Identify the lines containing the word "重新排序之后是". Copy each one.

************

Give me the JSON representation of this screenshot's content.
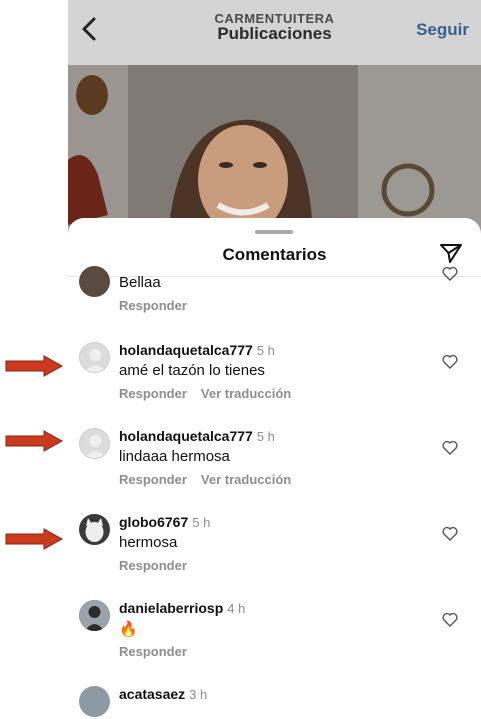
{
  "header": {
    "account_name": "CARMENTUITERA",
    "title": "Publicaciones",
    "follow_label": "Seguir",
    "back_icon": "chevron-left-icon"
  },
  "comments_sheet": {
    "title": "Comentarios",
    "share_icon": "paper-plane-icon"
  },
  "comments": [
    {
      "username": "",
      "time": "",
      "text": "Bellaa",
      "reply_label": "Responder",
      "translate_label": ""
    },
    {
      "username": "holandaquetalca777",
      "time": "5 h",
      "text": "amé el tazón lo tienes",
      "reply_label": "Responder",
      "translate_label": "Ver traducción"
    },
    {
      "username": "holandaquetalca777",
      "time": "5 h",
      "text": "lindaaa hermosa",
      "reply_label": "Responder",
      "translate_label": "Ver traducción"
    },
    {
      "username": "globo6767",
      "time": "5 h",
      "text": "hermosa",
      "reply_label": "Responder",
      "translate_label": ""
    },
    {
      "username": "danielaberriosp",
      "time": "4 h",
      "text": "🔥",
      "reply_label": "Responder",
      "translate_label": ""
    },
    {
      "username": "acatasaez",
      "time": "3 h",
      "text": "",
      "reply_label": "",
      "translate_label": ""
    }
  ],
  "colors": {
    "annotation_arrow": "#cc3a1e",
    "follow": "#3a5f91",
    "secondary_text": "#8e8e8e"
  }
}
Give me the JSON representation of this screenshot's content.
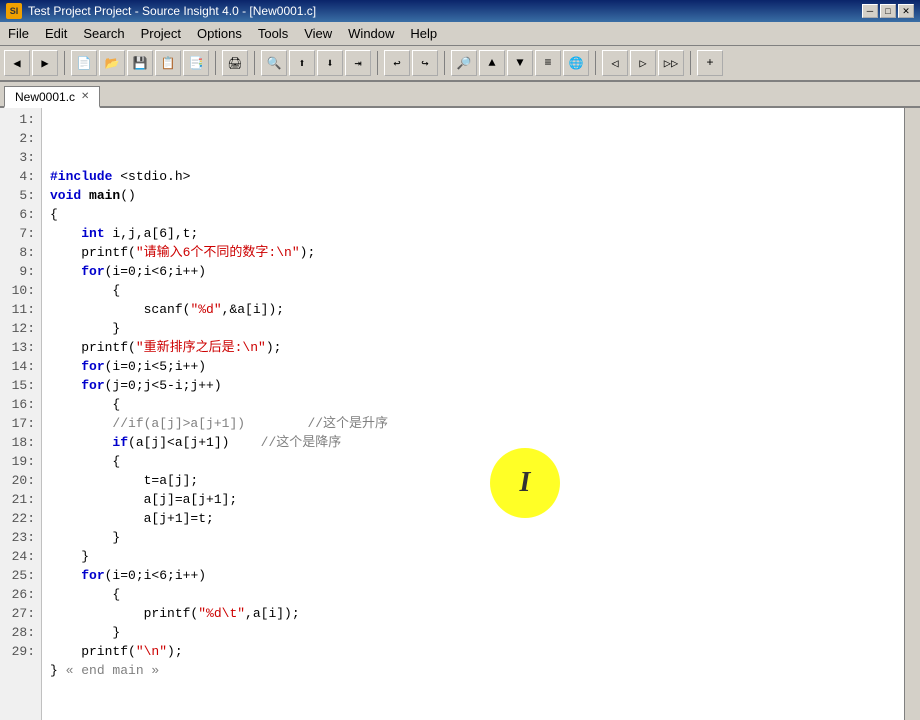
{
  "title_bar": {
    "icon_label": "SI",
    "title": "Test Project Project - Source Insight 4.0 - [New0001.c]",
    "win_minimize": "─",
    "win_maximize": "□",
    "win_close": "✕"
  },
  "menu": {
    "items": [
      "File",
      "Edit",
      "Search",
      "Project",
      "Options",
      "Tools",
      "View",
      "Window",
      "Help"
    ]
  },
  "tab": {
    "label": "New0001.c",
    "close": "✕"
  },
  "code": {
    "lines": [
      {
        "num": "1:",
        "text_plain": "#include <stdio.h>",
        "parts": [
          {
            "t": "kw",
            "v": "#include"
          },
          {
            "t": "plain",
            "v": " <stdio.h>"
          }
        ]
      },
      {
        "num": "2:",
        "text_plain": "void main()",
        "parts": [
          {
            "t": "kw",
            "v": "void"
          },
          {
            "t": "plain",
            "v": " "
          },
          {
            "t": "bold",
            "v": "main"
          },
          {
            "t": "plain",
            "v": "()"
          }
        ]
      },
      {
        "num": "3:",
        "text_plain": "{",
        "parts": [
          {
            "t": "plain",
            "v": "{"
          }
        ]
      },
      {
        "num": "4:",
        "text_plain": "    int i,j,a[6],t;",
        "parts": [
          {
            "t": "plain",
            "v": "    "
          },
          {
            "t": "kw",
            "v": "int"
          },
          {
            "t": "plain",
            "v": " i,j,a[6],t;"
          }
        ]
      },
      {
        "num": "5:",
        "text_plain": "    printf(\"请输入6个不同的数字:\\n\");",
        "parts": [
          {
            "t": "plain",
            "v": "    printf("
          },
          {
            "t": "str",
            "v": "\"请输入6个不同的数字:\\n\""
          },
          {
            "t": "plain",
            "v": ");"
          }
        ]
      },
      {
        "num": "6:",
        "text_plain": "    for(i=0;i<6;i++)",
        "parts": [
          {
            "t": "plain",
            "v": "    "
          },
          {
            "t": "kw",
            "v": "for"
          },
          {
            "t": "plain",
            "v": "(i=0;i<6;i++)"
          }
        ]
      },
      {
        "num": "7:",
        "text_plain": "        {",
        "parts": [
          {
            "t": "plain",
            "v": "        {"
          }
        ]
      },
      {
        "num": "8:",
        "text_plain": "            scanf(\"%d\",&a[i]);",
        "parts": [
          {
            "t": "plain",
            "v": "            scanf("
          },
          {
            "t": "str",
            "v": "\"%d\""
          },
          {
            "t": "plain",
            "v": ",&a[i]);"
          }
        ]
      },
      {
        "num": "9:",
        "text_plain": "        }",
        "parts": [
          {
            "t": "plain",
            "v": "        }"
          }
        ]
      },
      {
        "num": "10:",
        "text_plain": "    printf(\"重新排序之后是:\\n\");",
        "parts": [
          {
            "t": "plain",
            "v": "    printf("
          },
          {
            "t": "str",
            "v": "\"重新排序之后是:\\n\""
          },
          {
            "t": "plain",
            "v": ");"
          }
        ]
      },
      {
        "num": "11:",
        "text_plain": "    for(i=0;i<5;i++)",
        "parts": [
          {
            "t": "plain",
            "v": "    "
          },
          {
            "t": "kw",
            "v": "for"
          },
          {
            "t": "plain",
            "v": "(i=0;i<5;i++)"
          }
        ]
      },
      {
        "num": "12:",
        "text_plain": "    for(j=0;j<5-i;j++)",
        "parts": [
          {
            "t": "plain",
            "v": "    "
          },
          {
            "t": "kw",
            "v": "for"
          },
          {
            "t": "plain",
            "v": "(j=0;j<5-i;j++)"
          }
        ]
      },
      {
        "num": "13:",
        "text_plain": "        {",
        "parts": [
          {
            "t": "plain",
            "v": "        {"
          }
        ]
      },
      {
        "num": "14:",
        "text_plain": "        //if(a[j]>a[j+1])        //这个是升序",
        "parts": [
          {
            "t": "plain",
            "v": "        "
          },
          {
            "t": "comment",
            "v": "//if(a[j]>a[j+1])        //这个是升序"
          }
        ]
      },
      {
        "num": "15:",
        "text_plain": "        if(a[j]<a[j+1])    //这个是降序",
        "parts": [
          {
            "t": "plain",
            "v": "        "
          },
          {
            "t": "kw",
            "v": "if"
          },
          {
            "t": "plain",
            "v": "(a[j]<a[j+1])    "
          },
          {
            "t": "comment",
            "v": "//这个是降序"
          }
        ]
      },
      {
        "num": "16:",
        "text_plain": "        {",
        "parts": [
          {
            "t": "plain",
            "v": "        {"
          }
        ]
      },
      {
        "num": "17:",
        "text_plain": "            t=a[j];",
        "parts": [
          {
            "t": "plain",
            "v": "            t=a[j];"
          }
        ]
      },
      {
        "num": "18:",
        "text_plain": "            a[j]=a[j+1];",
        "parts": [
          {
            "t": "plain",
            "v": "            a[j]=a[j+1];"
          }
        ]
      },
      {
        "num": "19:",
        "text_plain": "            a[j+1]=t;",
        "parts": [
          {
            "t": "plain",
            "v": "            a[j+1]=t;"
          }
        ]
      },
      {
        "num": "20:",
        "text_plain": "        }",
        "parts": [
          {
            "t": "plain",
            "v": "        }"
          }
        ]
      },
      {
        "num": "21:",
        "text_plain": "    }",
        "parts": [
          {
            "t": "plain",
            "v": "    }"
          }
        ]
      },
      {
        "num": "22:",
        "text_plain": "    for(i=0;i<6;i++)",
        "parts": [
          {
            "t": "plain",
            "v": "    "
          },
          {
            "t": "kw",
            "v": "for"
          },
          {
            "t": "plain",
            "v": "(i=0;i<6;i++)"
          }
        ]
      },
      {
        "num": "23:",
        "text_plain": "        {",
        "parts": [
          {
            "t": "plain",
            "v": "        {"
          }
        ]
      },
      {
        "num": "24:",
        "text_plain": "            printf(\"%d\\t\",a[i]);",
        "parts": [
          {
            "t": "plain",
            "v": "            printf("
          },
          {
            "t": "str",
            "v": "\"%d\\t\""
          },
          {
            "t": "plain",
            "v": ",a[i]);"
          }
        ]
      },
      {
        "num": "25:",
        "text_plain": "        }",
        "parts": [
          {
            "t": "plain",
            "v": "        }"
          }
        ]
      },
      {
        "num": "26:",
        "text_plain": "    printf(\"\\n\");",
        "parts": [
          {
            "t": "plain",
            "v": "    printf("
          },
          {
            "t": "str",
            "v": "\"\\n\""
          },
          {
            "t": "plain",
            "v": ");"
          }
        ]
      },
      {
        "num": "27:",
        "text_plain": "} « end main »",
        "parts": [
          {
            "t": "plain",
            "v": "} "
          },
          {
            "t": "comment",
            "v": "« end main »"
          }
        ]
      },
      {
        "num": "28:",
        "text_plain": "",
        "parts": []
      },
      {
        "num": "29:",
        "text_plain": "",
        "parts": []
      }
    ]
  },
  "cursor": {
    "symbol": "I"
  }
}
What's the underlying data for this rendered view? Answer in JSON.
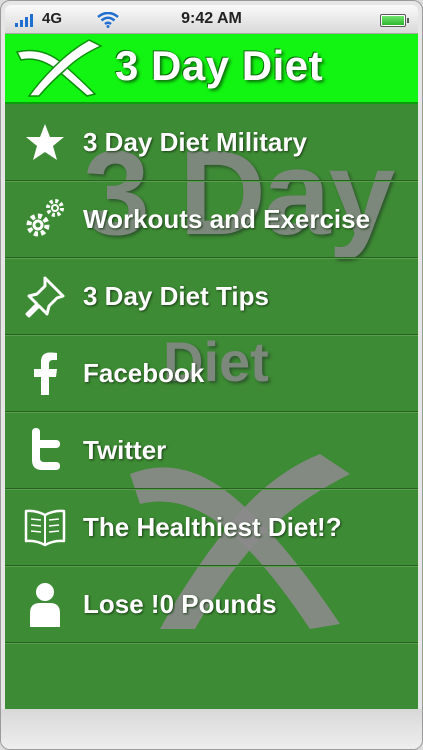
{
  "status_bar": {
    "carrier": "4G",
    "time": "9:42 AM"
  },
  "header": {
    "title": "3 Day Diet",
    "logo_icon": "x-logo-icon"
  },
  "watermark": {
    "line1": "3 Day",
    "line2": "Diet",
    "mark_icon": "x-mark-icon"
  },
  "menu": {
    "items": [
      {
        "label": "3 Day Diet Military",
        "icon": "star-icon"
      },
      {
        "label": "Workouts and Exercise",
        "icon": "gears-icon"
      },
      {
        "label": "3 Day Diet Tips",
        "icon": "pushpin-icon"
      },
      {
        "label": "Facebook",
        "icon": "facebook-icon"
      },
      {
        "label": "Twitter",
        "icon": "twitter-icon"
      },
      {
        "label": "The Healthiest Diet!?",
        "icon": "book-icon"
      },
      {
        "label": "Lose !0 Pounds",
        "icon": "person-icon"
      }
    ]
  },
  "colors": {
    "header_green": "#12f512",
    "content_green": "#3d8b34"
  }
}
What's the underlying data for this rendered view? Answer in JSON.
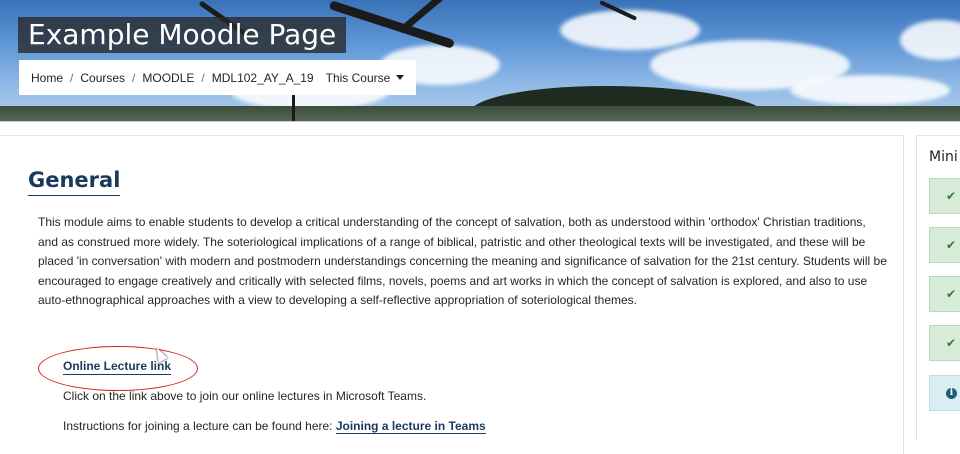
{
  "header": {
    "page_title": "Example Moodle Page",
    "breadcrumb": [
      "Home",
      "Courses",
      "MOODLE",
      "MDL102_AY_A_19"
    ],
    "course_menu_label": "This Course"
  },
  "section": {
    "title": "General",
    "summary": "This module aims to enable students to develop a critical understanding of the concept of salvation, both as understood within 'orthodox' Christian traditions, and as construed more widely. The soteriological implications of a range of biblical, patristic and other theological texts will be investigated, and these will be placed 'in conversation' with modern and postmodern understandings concerning the meaning and significance of salvation for the 21st century. Students will be encouraged to engage creatively and critically with selected films, novels, poems and art works in which the concept of salvation is explored, and also to use auto-ethnographical approaches with a view to developing a self-reflective appropriation of soteriological themes.",
    "lecture_link_label": "Online Lecture link",
    "lecture_note": "Click on the link above to join our online lectures in Microsoft Teams.",
    "instructions_text": "Instructions for joining a lecture can be found here: ",
    "instructions_link_label": "Joining a lecture in Teams"
  },
  "right_block": {
    "title": "Mini",
    "steps": [
      {
        "icon": "check-icon",
        "glyph": "✔"
      },
      {
        "icon": "check-icon",
        "glyph": "✔"
      },
      {
        "icon": "check-icon",
        "glyph": "✔"
      },
      {
        "icon": "check-icon",
        "glyph": "✔"
      },
      {
        "icon": "info-icon",
        "glyph": "i"
      }
    ]
  },
  "colors": {
    "link": "#1a3a5c",
    "annotation": "#d42020",
    "success_bg": "#d7ebd9",
    "info_bg": "#d9edf3"
  }
}
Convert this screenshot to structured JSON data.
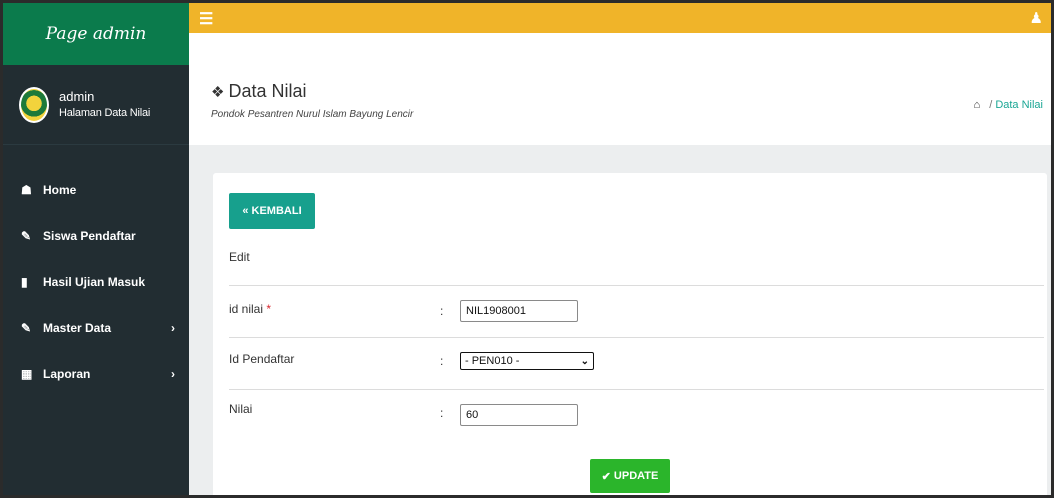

************

__Exercise answer__.
        "text_plain": "    printf(\"重新排序之后是:\\n\");",
            "v": "\"重新排序之后是:\\n\""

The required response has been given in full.